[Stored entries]
****************
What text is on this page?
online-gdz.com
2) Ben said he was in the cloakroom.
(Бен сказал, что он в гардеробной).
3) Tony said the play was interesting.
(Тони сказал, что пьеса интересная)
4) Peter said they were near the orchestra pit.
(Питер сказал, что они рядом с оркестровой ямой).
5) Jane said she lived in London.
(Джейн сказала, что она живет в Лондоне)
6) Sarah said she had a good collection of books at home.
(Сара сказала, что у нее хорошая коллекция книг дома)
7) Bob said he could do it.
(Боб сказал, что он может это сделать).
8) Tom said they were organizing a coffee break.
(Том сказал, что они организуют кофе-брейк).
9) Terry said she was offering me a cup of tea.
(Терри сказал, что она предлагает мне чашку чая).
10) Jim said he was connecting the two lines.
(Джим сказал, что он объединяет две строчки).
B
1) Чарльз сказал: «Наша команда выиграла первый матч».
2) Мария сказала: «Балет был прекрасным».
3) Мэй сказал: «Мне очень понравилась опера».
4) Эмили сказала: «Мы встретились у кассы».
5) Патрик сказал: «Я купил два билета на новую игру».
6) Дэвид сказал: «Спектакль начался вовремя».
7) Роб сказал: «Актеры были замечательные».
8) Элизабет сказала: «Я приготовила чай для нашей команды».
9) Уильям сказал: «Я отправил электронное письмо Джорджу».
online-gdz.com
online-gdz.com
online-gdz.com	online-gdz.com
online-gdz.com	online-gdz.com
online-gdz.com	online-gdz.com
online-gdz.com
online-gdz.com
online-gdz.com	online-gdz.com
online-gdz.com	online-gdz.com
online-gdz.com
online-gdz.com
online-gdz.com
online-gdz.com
****************
■ **WHAT IS BEING ASKED**
Nothing should be changed: write out all of the data as is.

■ **WRITTEN ANSWER**
What text is on this page?
online-gdz.com
2) Ben said he was in the cloakroom.
(Бен сказал, что он в гардеробной).
3) Tony said the play was interesting.
(Тони сказал, что пьеса интересная)
4) Peter said they were near the orchestra pit.
(Питер сказал, что они рядом с оркестровой ямой).
5) Jane said she lived in London.
(Джейн сказала, что она живет в Лондоне)
6) Sarah said she had a good collection of books at home.
(Сара сказала, что у нее хорошая коллекция книг дома)
7) Bob said he could do it.
(Боб сказал, что он может это сделать).
8) Tom said they were organizing a coffee break.
(Том сказал, что они организуют кофе-брейк).
9) Terry said she was offering me a cup of tea.
(Терри сказал, что она предлагает мне чашку чая).
10) Jim said he was connecting the two lines.
(Джим сказал, что он объединяет две строчки).
B
1) Чарльз сказал: «Наша команда выиграла первый матч».
2) Мария сказала: «Балет был прекрасным».
3) Мэй сказал: «Мне очень понравилась опера».
4) Эмили сказала: «Мы встретились у кассы».
5) Патрик сказал: «Я купил два билета на новую игру».
6) Дэвид сказал: «Спектакль начался вовремя».
7) Роб сказал: «Актеры были замечательные».
8) Элизабет сказала: «Я приготовила чай для нашей команды».
9) Уильям сказал: «Я отправил электронное письмо Джорджу».
online-gdz.com
online-gdz.com
online-gdz.com	online-gdz.com
online-gdz.com	online-gdz.com
online-gdz.com	online-gdz.com
online-gdz.com
online-gdz.com
online-gdz.com	online-gdz.com
online-gdz.com	online-gdz.com
online-gdz.com
online-gdz.com
online-gdz.com
online-gdz.com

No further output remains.